STORED DATA:
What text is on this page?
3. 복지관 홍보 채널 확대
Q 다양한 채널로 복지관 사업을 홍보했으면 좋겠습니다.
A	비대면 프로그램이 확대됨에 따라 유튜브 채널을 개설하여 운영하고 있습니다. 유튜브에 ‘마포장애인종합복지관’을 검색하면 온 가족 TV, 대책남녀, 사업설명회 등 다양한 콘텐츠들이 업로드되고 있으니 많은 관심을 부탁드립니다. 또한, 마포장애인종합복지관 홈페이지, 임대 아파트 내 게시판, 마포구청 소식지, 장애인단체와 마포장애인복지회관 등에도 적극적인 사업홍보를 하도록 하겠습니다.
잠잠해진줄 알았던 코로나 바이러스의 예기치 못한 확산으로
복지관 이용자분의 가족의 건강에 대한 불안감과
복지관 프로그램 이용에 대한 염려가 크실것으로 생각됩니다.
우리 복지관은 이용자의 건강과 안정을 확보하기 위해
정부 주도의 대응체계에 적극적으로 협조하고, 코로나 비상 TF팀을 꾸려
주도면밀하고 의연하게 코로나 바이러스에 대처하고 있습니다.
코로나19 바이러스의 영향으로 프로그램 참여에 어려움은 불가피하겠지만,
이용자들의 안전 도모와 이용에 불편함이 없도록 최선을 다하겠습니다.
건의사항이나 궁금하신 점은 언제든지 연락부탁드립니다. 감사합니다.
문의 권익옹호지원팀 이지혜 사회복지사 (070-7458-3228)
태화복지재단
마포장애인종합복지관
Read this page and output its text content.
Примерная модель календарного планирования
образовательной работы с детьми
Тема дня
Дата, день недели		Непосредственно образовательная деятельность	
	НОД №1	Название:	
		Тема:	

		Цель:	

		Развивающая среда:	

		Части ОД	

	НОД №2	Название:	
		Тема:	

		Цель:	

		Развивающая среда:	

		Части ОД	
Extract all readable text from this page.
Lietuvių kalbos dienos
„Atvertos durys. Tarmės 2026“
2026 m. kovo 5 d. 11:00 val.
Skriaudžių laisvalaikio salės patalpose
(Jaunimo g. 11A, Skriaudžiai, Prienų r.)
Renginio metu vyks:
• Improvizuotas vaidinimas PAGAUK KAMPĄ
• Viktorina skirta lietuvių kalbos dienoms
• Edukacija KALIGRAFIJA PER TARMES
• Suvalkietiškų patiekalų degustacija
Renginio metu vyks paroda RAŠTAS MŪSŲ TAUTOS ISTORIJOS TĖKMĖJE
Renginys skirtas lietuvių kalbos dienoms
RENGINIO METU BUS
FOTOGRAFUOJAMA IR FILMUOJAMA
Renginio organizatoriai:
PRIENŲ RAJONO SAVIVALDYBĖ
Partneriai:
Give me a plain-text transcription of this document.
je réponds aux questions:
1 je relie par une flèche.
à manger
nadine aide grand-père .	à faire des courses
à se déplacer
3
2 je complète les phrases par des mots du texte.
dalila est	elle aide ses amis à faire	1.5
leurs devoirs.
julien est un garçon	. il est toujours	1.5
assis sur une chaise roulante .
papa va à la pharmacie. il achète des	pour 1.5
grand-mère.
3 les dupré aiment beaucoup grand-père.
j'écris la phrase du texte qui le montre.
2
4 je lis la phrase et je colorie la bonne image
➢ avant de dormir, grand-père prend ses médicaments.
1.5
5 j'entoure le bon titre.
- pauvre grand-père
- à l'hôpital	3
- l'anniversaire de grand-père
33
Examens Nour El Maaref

WRITTEN EXERCISE:
Using the listing above, reproduce each line without omission.

CORRECT ANSWER:
What text is on this page?
3. 복지관 홍보 채널 확대
Q 다양한 채널로 복지관 사업을 홍보했으면 좋겠습니다.
A	비대면 프로그램이 확대됨에 따라 유튜브 채널을 개설하여 운영하고 있습니다. 유튜브에 ‘마포장애인종합복지관’을 검색하면 온 가족 TV, 대책남녀, 사업설명회 등 다양한 콘텐츠들이 업로드되고 있으니 많은 관심을 부탁드립니다. 또한, 마포장애인종합복지관 홈페이지, 임대 아파트 내 게시판, 마포구청 소식지, 장애인단체와 마포장애인복지회관 등에도 적극적인 사업홍보를 하도록 하겠습니다.
잠잠해진줄 알았던 코로나 바이러스의 예기치 못한 확산으로
복지관 이용자분의 가족의 건강에 대한 불안감과
복지관 프로그램 이용에 대한 염려가 크실것으로 생각됩니다.
우리 복지관은 이용자의 건강과 안정을 확보하기 위해
정부 주도의 대응체계에 적극적으로 협조하고, 코로나 비상 TF팀을 꾸려
주도면밀하고 의연하게 코로나 바이러스에 대처하고 있습니다.
코로나19 바이러스의 영향으로 프로그램 참여에 어려움은 불가피하겠지만,
이용자들의 안전 도모와 이용에 불편함이 없도록 최선을 다하겠습니다.
건의사항이나 궁금하신 점은 언제든지 연락부탁드립니다. 감사합니다.
문의 권익옹호지원팀 이지혜 사회복지사 (070-7458-3228)
태화복지재단
마포장애인종합복지관
Read this page and output its text content.
Примерная модель календарного планирования
образовательной работы с детьми
Тема дня
Дата, день недели		Непосредственно образовательная деятельность	
	НОД №1	Название:	
		Тема:	

		Цель:	

		Развивающая среда:	

		Части ОД	

	НОД №2	Название:	
		Тема:	

		Цель:	

		Развивающая среда:	

		Части ОД	
Extract all readable text from this page.
Lietuvių kalbos dienos
„Atvertos durys. Tarmės 2026“
2026 m. kovo 5 d. 11:00 val.
Skriaudžių laisvalaikio salės patalpose
(Jaunimo g. 11A, Skriaudžiai, Prienų r.)
Renginio metu vyks:
• Improvizuotas vaidinimas PAGAUK KAMPĄ
• Viktorina skirta lietuvių kalbos dienoms
• Edukacija KALIGRAFIJA PER TARMES
• Suvalkietiškų patiekalų degustacija
Renginio metu vyks paroda RAŠTAS MŪSŲ TAUTOS ISTORIJOS TĖKMĖJE
Renginys skirtas lietuvių kalbos dienoms
RENGINIO METU BUS
FOTOGRAFUOJAMA IR FILMUOJAMA
Renginio organizatoriai:
PRIENŲ RAJONO SAVIVALDYBĖ
Partneriai:
Give me a plain-text transcription of this document.
je réponds aux questions:
1 je relie par une flèche.
à manger
nadine aide grand-père .	à faire des courses
à se déplacer
3
2 je complète les phrases par des mots du texte.
dalila est	elle aide ses amis à faire	1.5
leurs devoirs.
julien est un garçon	. il est toujours	1.5
assis sur une chaise roulante .
papa va à la pharmacie. il achète des	pour 1.5
grand-mère.
3 les dupré aiment beaucoup grand-père.
j'écris la phrase du texte qui le montre.
2
4 je lis la phrase et je colorie la bonne image
➢ avant de dormir, grand-père prend ses médicaments.
1.5
5 j'entoure le bon titre.
- pauvre grand-père
- à l'hôpital	3
- l'anniversaire de grand-père
33
Examens Nour El Maaref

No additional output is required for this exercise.